• AIM:
Identify and reproduce every line holding the string "Replace".

• EXERCISE INPUT:

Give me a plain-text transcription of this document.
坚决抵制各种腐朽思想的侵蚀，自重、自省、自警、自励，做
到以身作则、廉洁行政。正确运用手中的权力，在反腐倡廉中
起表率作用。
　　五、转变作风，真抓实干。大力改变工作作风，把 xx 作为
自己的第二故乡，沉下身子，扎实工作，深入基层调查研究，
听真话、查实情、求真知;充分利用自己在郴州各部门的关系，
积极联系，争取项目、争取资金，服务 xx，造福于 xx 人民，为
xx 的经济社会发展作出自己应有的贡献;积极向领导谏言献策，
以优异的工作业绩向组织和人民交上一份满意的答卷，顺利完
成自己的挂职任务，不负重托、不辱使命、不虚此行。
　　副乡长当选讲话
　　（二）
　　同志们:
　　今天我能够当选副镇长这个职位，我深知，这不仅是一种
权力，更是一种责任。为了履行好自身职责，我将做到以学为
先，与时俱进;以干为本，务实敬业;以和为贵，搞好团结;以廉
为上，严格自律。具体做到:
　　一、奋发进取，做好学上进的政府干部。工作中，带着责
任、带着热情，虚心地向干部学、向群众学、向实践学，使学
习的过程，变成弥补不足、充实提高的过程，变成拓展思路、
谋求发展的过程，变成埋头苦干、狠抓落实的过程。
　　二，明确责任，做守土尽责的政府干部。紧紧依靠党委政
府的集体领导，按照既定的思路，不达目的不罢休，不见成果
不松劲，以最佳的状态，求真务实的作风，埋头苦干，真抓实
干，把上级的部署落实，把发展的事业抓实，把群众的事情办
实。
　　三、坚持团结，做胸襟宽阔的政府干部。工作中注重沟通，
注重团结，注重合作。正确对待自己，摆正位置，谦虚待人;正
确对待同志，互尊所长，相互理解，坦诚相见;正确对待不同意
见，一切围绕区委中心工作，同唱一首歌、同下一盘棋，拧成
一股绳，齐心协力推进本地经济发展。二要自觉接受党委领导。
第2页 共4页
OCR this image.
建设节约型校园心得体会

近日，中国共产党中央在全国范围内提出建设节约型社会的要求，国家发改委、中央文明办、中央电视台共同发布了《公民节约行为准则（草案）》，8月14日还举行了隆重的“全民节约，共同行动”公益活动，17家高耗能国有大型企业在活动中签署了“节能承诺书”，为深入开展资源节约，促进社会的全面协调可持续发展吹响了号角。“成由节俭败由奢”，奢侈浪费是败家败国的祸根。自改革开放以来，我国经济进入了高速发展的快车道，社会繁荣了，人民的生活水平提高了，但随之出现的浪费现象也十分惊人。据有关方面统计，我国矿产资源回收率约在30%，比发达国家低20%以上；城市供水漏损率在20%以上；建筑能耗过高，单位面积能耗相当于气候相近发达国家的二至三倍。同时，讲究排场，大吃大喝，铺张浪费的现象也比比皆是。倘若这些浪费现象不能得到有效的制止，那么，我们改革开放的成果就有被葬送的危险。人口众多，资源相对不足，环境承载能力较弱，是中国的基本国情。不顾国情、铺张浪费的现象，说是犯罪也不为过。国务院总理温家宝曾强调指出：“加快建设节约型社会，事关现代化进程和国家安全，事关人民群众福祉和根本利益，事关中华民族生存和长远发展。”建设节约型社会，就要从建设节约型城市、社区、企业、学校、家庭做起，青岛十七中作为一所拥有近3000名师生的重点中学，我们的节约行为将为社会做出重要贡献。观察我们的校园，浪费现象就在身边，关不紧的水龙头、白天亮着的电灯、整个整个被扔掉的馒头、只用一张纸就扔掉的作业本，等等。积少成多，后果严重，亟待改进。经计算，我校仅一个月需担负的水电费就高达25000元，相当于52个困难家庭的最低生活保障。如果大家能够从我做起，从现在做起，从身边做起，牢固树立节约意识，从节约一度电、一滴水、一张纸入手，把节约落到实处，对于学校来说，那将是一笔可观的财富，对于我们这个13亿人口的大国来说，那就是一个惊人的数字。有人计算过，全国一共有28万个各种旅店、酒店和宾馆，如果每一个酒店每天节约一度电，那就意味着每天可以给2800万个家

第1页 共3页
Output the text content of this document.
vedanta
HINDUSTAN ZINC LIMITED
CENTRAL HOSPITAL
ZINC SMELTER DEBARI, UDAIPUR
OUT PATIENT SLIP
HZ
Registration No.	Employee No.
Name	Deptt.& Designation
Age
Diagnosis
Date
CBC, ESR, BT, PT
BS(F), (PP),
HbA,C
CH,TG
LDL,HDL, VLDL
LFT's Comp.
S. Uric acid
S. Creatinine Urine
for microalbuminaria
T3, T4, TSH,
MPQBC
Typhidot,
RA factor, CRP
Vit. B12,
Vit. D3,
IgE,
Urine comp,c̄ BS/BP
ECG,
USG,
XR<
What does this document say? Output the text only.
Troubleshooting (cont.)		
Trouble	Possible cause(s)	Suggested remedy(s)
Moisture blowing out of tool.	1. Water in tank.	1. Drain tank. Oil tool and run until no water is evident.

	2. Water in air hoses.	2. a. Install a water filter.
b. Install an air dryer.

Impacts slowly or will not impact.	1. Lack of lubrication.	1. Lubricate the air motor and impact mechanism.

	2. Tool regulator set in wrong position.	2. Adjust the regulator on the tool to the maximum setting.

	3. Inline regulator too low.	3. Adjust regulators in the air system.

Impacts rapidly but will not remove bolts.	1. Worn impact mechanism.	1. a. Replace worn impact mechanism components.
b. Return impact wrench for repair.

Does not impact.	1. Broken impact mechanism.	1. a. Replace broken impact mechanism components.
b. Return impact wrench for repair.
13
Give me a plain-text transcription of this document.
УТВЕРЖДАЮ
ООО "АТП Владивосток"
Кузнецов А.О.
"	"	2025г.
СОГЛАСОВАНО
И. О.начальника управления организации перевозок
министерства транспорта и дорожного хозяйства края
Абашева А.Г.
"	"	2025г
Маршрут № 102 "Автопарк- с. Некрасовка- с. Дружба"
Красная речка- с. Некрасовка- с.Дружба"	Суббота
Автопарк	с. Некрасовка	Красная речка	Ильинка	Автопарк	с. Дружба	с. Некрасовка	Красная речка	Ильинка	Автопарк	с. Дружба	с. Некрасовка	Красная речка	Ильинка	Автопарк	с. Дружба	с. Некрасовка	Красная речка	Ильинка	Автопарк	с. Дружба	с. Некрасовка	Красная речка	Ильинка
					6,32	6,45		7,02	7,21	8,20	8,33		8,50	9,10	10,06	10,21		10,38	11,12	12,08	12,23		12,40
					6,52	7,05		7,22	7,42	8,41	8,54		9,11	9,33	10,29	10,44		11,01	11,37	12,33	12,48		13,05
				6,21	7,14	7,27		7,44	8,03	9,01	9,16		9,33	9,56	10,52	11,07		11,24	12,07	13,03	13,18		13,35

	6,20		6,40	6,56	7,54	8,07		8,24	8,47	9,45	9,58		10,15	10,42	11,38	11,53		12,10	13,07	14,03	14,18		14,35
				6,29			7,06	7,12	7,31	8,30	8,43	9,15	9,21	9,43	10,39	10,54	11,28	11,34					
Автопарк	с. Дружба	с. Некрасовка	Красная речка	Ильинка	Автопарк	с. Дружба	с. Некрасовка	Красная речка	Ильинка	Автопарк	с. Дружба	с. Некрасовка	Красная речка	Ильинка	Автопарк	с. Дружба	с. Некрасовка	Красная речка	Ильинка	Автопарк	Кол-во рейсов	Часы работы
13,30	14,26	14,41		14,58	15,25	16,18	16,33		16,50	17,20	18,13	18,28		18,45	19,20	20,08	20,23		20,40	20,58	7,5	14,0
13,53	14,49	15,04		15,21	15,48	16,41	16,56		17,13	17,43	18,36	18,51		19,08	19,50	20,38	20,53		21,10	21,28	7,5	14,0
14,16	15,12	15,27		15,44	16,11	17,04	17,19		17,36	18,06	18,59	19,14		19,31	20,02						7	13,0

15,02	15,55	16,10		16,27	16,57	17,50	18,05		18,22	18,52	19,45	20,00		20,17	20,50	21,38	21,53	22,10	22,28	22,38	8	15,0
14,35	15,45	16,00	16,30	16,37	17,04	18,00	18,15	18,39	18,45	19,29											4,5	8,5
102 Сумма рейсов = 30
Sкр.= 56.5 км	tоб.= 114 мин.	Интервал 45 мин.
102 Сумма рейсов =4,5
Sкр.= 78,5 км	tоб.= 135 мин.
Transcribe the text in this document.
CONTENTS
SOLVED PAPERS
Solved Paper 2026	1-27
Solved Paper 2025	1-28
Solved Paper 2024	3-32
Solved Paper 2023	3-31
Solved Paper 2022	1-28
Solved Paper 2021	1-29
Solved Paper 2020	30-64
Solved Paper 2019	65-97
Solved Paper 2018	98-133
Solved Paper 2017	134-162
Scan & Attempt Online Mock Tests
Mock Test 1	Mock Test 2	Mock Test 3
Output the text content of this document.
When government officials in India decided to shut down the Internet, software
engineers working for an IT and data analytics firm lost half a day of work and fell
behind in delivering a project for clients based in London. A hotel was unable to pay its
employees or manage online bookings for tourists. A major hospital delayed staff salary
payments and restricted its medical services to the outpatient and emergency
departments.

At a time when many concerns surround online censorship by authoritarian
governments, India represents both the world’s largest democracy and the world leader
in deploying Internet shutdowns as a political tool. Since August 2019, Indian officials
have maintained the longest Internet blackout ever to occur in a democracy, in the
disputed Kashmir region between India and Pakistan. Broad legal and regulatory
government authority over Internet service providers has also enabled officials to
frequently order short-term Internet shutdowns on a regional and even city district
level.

• RESULT OF THE EXERCISE:
Impacts rapidly but will not remove bolts.	1. Worn impact mechanism.	1. a. Replace worn impact mechanism components.
Does not impact.	1. Broken impact mechanism.	1. a. Replace broken impact mechanism components.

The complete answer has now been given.